DATA ROWS:
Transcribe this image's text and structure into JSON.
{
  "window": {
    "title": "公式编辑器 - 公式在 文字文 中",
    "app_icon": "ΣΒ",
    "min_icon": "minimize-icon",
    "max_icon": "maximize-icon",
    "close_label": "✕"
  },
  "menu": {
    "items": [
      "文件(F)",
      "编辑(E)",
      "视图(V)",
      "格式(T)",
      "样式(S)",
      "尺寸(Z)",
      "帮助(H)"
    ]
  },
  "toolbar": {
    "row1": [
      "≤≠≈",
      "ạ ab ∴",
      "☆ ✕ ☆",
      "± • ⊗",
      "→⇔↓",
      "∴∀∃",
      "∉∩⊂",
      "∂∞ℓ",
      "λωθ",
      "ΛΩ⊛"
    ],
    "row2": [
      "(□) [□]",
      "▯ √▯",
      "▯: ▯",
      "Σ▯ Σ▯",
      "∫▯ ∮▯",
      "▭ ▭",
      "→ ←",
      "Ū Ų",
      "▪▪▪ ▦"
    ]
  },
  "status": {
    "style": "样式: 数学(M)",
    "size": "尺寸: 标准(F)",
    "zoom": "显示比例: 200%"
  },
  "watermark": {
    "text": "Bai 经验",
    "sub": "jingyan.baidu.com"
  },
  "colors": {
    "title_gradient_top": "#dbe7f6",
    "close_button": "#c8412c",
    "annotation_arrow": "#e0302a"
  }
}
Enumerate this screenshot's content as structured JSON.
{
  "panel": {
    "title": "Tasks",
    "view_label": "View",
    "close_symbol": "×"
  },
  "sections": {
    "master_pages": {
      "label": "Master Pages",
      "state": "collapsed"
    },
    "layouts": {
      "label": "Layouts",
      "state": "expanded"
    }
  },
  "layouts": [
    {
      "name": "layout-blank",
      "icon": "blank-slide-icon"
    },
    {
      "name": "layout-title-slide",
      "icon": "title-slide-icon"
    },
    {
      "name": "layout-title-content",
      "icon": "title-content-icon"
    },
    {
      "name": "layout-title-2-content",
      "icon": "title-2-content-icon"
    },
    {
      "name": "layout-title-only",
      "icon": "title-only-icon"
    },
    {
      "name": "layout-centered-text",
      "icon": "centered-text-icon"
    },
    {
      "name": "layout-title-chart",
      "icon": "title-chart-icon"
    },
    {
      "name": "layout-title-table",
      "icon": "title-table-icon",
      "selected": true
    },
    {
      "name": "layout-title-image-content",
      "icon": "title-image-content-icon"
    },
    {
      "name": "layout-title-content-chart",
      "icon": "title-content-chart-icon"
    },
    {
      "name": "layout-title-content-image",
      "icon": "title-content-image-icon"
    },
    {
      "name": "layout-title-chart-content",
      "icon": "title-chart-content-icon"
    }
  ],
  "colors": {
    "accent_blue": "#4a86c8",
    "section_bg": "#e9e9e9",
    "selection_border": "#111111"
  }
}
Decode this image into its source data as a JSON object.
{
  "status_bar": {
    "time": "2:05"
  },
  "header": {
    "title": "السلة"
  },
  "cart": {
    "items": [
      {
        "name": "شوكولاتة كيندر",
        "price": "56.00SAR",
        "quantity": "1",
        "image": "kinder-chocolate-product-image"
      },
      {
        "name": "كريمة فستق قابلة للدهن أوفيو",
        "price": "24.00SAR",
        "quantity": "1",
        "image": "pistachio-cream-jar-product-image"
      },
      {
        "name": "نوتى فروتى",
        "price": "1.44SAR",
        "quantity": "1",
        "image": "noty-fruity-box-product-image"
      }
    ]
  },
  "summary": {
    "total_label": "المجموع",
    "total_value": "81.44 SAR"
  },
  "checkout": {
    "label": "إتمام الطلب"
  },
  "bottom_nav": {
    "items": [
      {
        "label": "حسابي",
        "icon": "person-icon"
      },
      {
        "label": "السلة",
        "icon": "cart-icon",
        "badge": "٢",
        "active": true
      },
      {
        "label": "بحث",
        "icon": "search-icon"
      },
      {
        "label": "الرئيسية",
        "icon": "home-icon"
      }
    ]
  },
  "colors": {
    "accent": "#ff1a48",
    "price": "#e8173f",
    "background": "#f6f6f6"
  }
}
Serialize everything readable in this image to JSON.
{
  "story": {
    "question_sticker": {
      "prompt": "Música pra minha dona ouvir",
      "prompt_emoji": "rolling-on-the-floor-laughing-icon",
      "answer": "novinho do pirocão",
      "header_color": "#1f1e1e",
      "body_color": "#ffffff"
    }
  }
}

WHAT YOU SHOULD DO: Can you reproduce all the material exactly?

TASK OUTPUT:
Transcribe this image's text and structure into JSON.
{
  "window": {
    "title": "公式编辑器 - 公式在 文字文 中",
    "app_icon": "ΣΒ",
    "min_icon": "minimize-icon",
    "max_icon": "maximize-icon",
    "close_label": "✕"
  },
  "menu": {
    "items": [
      "文件(F)",
      "编辑(E)",
      "视图(V)",
      "格式(T)",
      "样式(S)",
      "尺寸(Z)",
      "帮助(H)"
    ]
  },
  "toolbar": {
    "row1": [
      "≤≠≈",
      "ạ ab ∴",
      "☆ ✕ ☆",
      "± • ⊗",
      "→⇔↓",
      "∴∀∃",
      "∉∩⊂",
      "∂∞ℓ",
      "λωθ",
      "ΛΩ⊛"
    ],
    "row2": [
      "(□) [□]",
      "▯ √▯",
      "▯: ▯",
      "Σ▯ Σ▯",
      "∫▯ ∮▯",
      "▭ ▭",
      "→ ←",
      "Ū Ų",
      "▪▪▪ ▦"
    ]
  },
  "status": {
    "style": "样式: 数学(M)",
    "size": "尺寸: 标准(F)",
    "zoom": "显示比例: 200%"
  },
  "watermark": {
    "text": "Bai 经验",
    "sub": "jingyan.baidu.com"
  },
  "colors": {
    "title_gradient_top": "#dbe7f6",
    "close_button": "#c8412c",
    "annotation_arrow": "#e0302a"
  }
}
Enumerate this screenshot's content as structured JSON.
{
  "panel": {
    "title": "Tasks",
    "view_label": "View",
    "close_symbol": "×"
  },
  "sections": {
    "master_pages": {
      "label": "Master Pages",
      "state": "collapsed"
    },
    "layouts": {
      "label": "Layouts",
      "state": "expanded"
    }
  },
  "layouts": [
    {
      "name": "layout-blank",
      "icon": "blank-slide-icon"
    },
    {
      "name": "layout-title-slide",
      "icon": "title-slide-icon"
    },
    {
      "name": "layout-title-content",
      "icon": "title-content-icon"
    },
    {
      "name": "layout-title-2-content",
      "icon": "title-2-content-icon"
    },
    {
      "name": "layout-title-only",
      "icon": "title-only-icon"
    },
    {
      "name": "layout-centered-text",
      "icon": "centered-text-icon"
    },
    {
      "name": "layout-title-chart",
      "icon": "title-chart-icon"
    },
    {
      "name": "layout-title-table",
      "icon": "title-table-icon",
      "selected": true
    },
    {
      "name": "layout-title-image-content",
      "icon": "title-image-content-icon"
    },
    {
      "name": "layout-title-content-chart",
      "icon": "title-content-chart-icon"
    },
    {
      "name": "layout-title-content-image",
      "icon": "title-content-image-icon"
    },
    {
      "name": "layout-title-chart-content",
      "icon": "title-chart-content-icon"
    }
  ],
  "colors": {
    "accent_blue": "#4a86c8",
    "section_bg": "#e9e9e9",
    "selection_border": "#111111"
  }
}
Decode this image into its source data as a JSON object.
{
  "status_bar": {
    "time": "2:05"
  },
  "header": {
    "title": "السلة"
  },
  "cart": {
    "items": [
      {
        "name": "شوكولاتة كيندر",
        "price": "56.00SAR",
        "quantity": "1",
        "image": "kinder-chocolate-product-image"
      },
      {
        "name": "كريمة فستق قابلة للدهن أوفيو",
        "price": "24.00SAR",
        "quantity": "1",
        "image": "pistachio-cream-jar-product-image"
      },
      {
        "name": "نوتى فروتى",
        "price": "1.44SAR",
        "quantity": "1",
        "image": "noty-fruity-box-product-image"
      }
    ]
  },
  "summary": {
    "total_label": "المجموع",
    "total_value": "81.44 SAR"
  },
  "checkout": {
    "label": "إتمام الطلب"
  },
  "bottom_nav": {
    "items": [
      {
        "label": "حسابي",
        "icon": "person-icon"
      },
      {
        "label": "السلة",
        "icon": "cart-icon",
        "badge": "٢",
        "active": true
      },
      {
        "label": "بحث",
        "icon": "search-icon"
      },
      {
        "label": "الرئيسية",
        "icon": "home-icon"
      }
    ]
  },
  "colors": {
    "accent": "#ff1a48",
    "price": "#e8173f",
    "background": "#f6f6f6"
  }
}
Serialize everything readable in this image to JSON.
{
  "story": {
    "question_sticker": {
      "prompt": "Música pra minha dona ouvir",
      "prompt_emoji": "rolling-on-the-floor-laughing-icon",
      "answer": "novinho do pirocão",
      "header_color": "#1f1e1e",
      "body_color": "#ffffff"
    }
  }
}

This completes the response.